- _Task_: All of the material should be reproduced exactly, with pictures left out.

- _Data to process_:
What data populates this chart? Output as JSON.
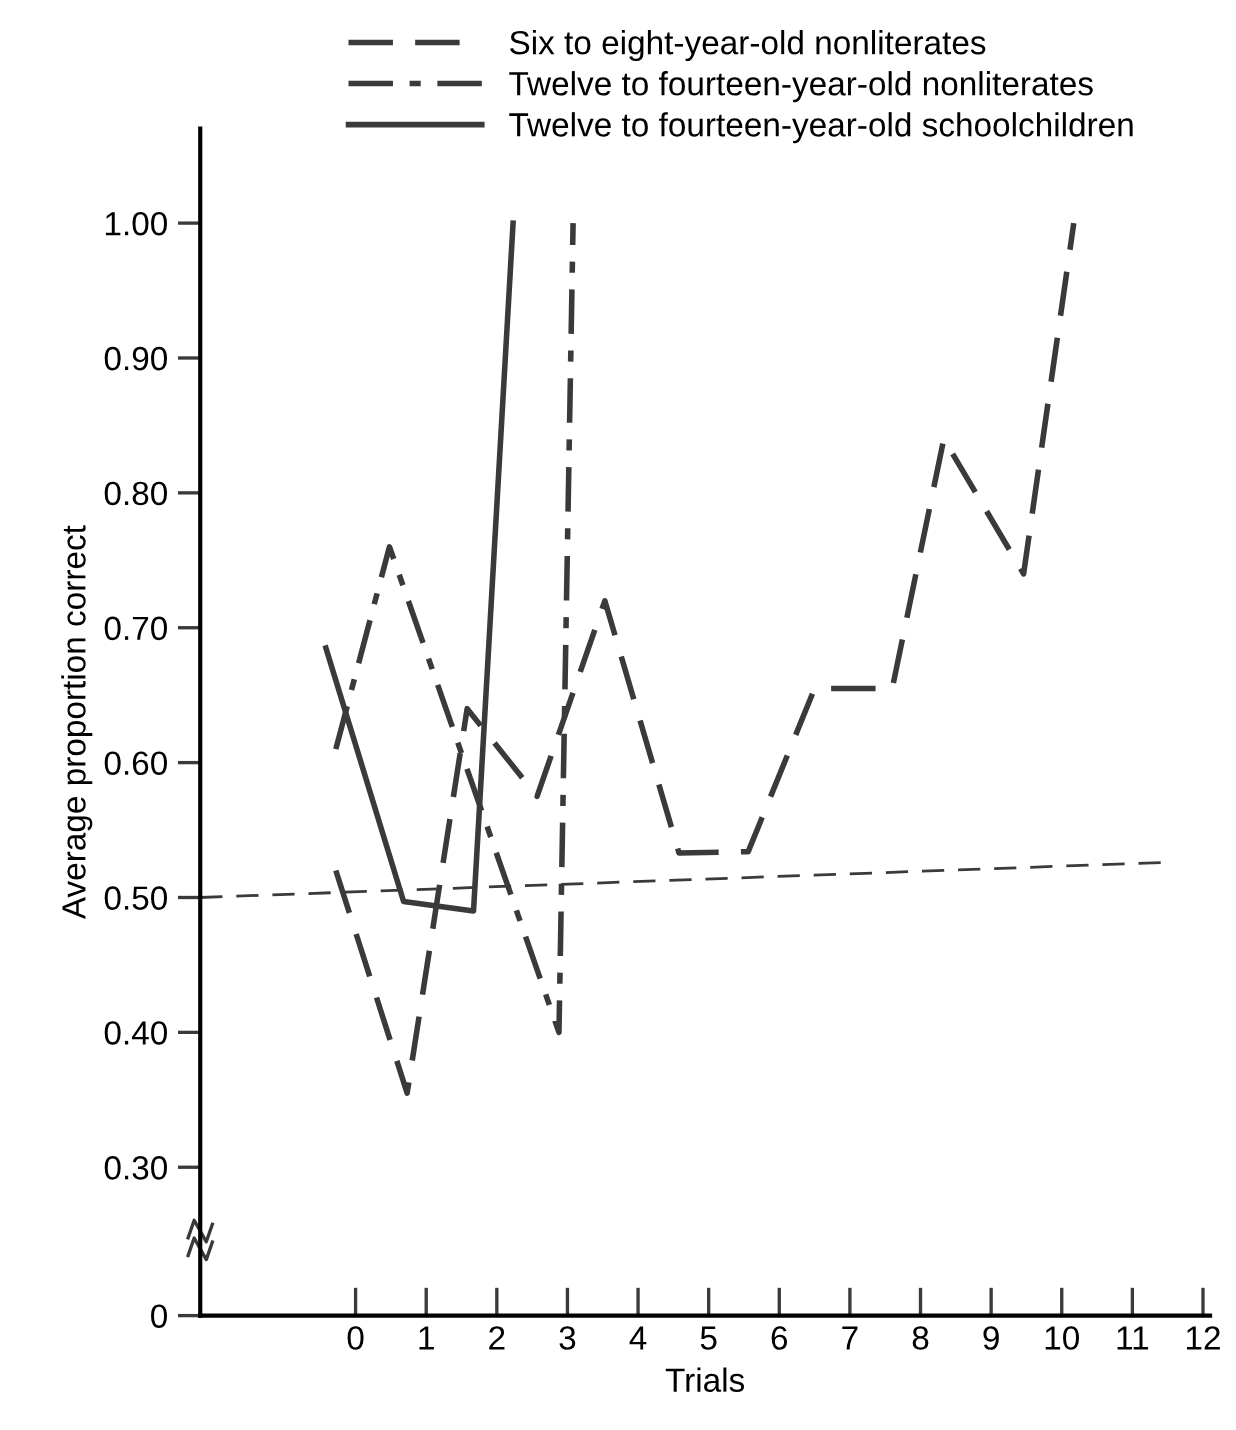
{
  "chart_data": {
    "type": "line",
    "xlabel": "Trials",
    "ylabel": "Average proportion correct",
    "xlim": [
      -2.2,
      12.1
    ],
    "xticks": [
      0,
      1,
      2,
      3,
      4,
      5,
      6,
      7,
      8,
      9,
      10,
      11,
      12
    ],
    "ylim": [
      0.19,
      1.07
    ],
    "yticks": [
      {
        "value": 0.19,
        "label": "0"
      },
      {
        "value": 0.3,
        "label": "0.30"
      },
      {
        "value": 0.4,
        "label": "0.40"
      },
      {
        "value": 0.5,
        "label": "0.50"
      },
      {
        "value": 0.6,
        "label": "0.60"
      },
      {
        "value": 0.7,
        "label": "0.70"
      },
      {
        "value": 0.8,
        "label": "0.80"
      },
      {
        "value": 0.9,
        "label": "0.90"
      },
      {
        "value": 1.0,
        "label": "1.00"
      }
    ],
    "grid": false,
    "legend": "top",
    "marker": "none",
    "series": [
      {
        "name": "Six to eight-year-old nonliterates",
        "color": "#3a3a3a",
        "line_style": "dashed",
        "x": [
          -0.28,
          0.73,
          1.58,
          2.57,
          3.53,
          4.58,
          5.56,
          6.5,
          7.6,
          8.33,
          9.46,
          10.17
        ],
        "values": [
          0.52,
          0.355,
          0.64,
          0.575,
          0.72,
          0.533,
          0.534,
          0.655,
          0.655,
          0.84,
          0.74,
          1.0
        ]
      },
      {
        "name": "Twelve to fourteen-year-old nonliterates",
        "color": "#3a3a3a",
        "line_style": "dashdot",
        "x": [
          -0.28,
          0.48,
          2.88,
          3.08
        ],
        "values": [
          0.61,
          0.76,
          0.4,
          1.0
        ]
      },
      {
        "name": "Twelve to fourteen-year-old schoolchildren",
        "color": "#3a3a3a",
        "line_style": "solid",
        "x": [
          -0.42,
          0.68,
          1.67,
          2.23
        ],
        "values": [
          0.685,
          0.497,
          0.49,
          1.0
        ]
      },
      {
        "color": "#3a3a3a",
        "line_style": "dashed",
        "x": [
          -2.2,
          11.44
        ],
        "values": [
          0.5,
          0.526
        ]
      }
    ]
  }
}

- _Exercise result_:
What data populates this chart? Output as JSON.
{
  "chart_data": {
    "type": "line",
    "xlabel": "Trials",
    "ylabel": "Average proportion correct",
    "xlim": [
      -2.2,
      12.1
    ],
    "xticks": [
      0,
      1,
      2,
      3,
      4,
      5,
      6,
      7,
      8,
      9,
      10,
      11,
      12
    ],
    "ylim": [
      0.19,
      1.07
    ],
    "yticks": [
      {
        "value": 0.19,
        "label": "0"
      },
      {
        "value": 0.3,
        "label": "0.30"
      },
      {
        "value": 0.4,
        "label": "0.40"
      },
      {
        "value": 0.5,
        "label": "0.50"
      },
      {
        "value": 0.6,
        "label": "0.60"
      },
      {
        "value": 0.7,
        "label": "0.70"
      },
      {
        "value": 0.8,
        "label": "0.80"
      },
      {
        "value": 0.9,
        "label": "0.90"
      },
      {
        "value": 1.0,
        "label": "1.00"
      }
    ],
    "grid": false,
    "legend": "top",
    "marker": "none",
    "series": [
      {
        "name": "Six to eight-year-old nonliterates",
        "color": "#3a3a3a",
        "line_style": "dashed",
        "x": [
          -0.28,
          0.73,
          1.58,
          2.57,
          3.53,
          4.58,
          5.56,
          6.5,
          7.6,
          8.33,
          9.46,
          10.17
        ],
        "values": [
          0.52,
          0.355,
          0.64,
          0.575,
          0.72,
          0.533,
          0.534,
          0.655,
          0.655,
          0.84,
          0.74,
          1.0
        ]
      },
      {
        "name": "Twelve to fourteen-year-old nonliterates",
        "color": "#3a3a3a",
        "line_style": "dashdot",
        "x": [
          -0.28,
          0.48,
          2.88,
          3.08
        ],
        "values": [
          0.61,
          0.76,
          0.4,
          1.0
        ]
      },
      {
        "name": "Twelve to fourteen-year-old schoolchildren",
        "color": "#3a3a3a",
        "line_style": "solid",
        "x": [
          -0.42,
          0.68,
          1.67,
          2.23
        ],
        "values": [
          0.685,
          0.497,
          0.49,
          1.0
        ]
      },
      {
        "color": "#3a3a3a",
        "line_style": "dashed",
        "x": [
          -2.2,
          11.44
        ],
        "values": [
          0.5,
          0.526
        ]
      }
    ]
  }
}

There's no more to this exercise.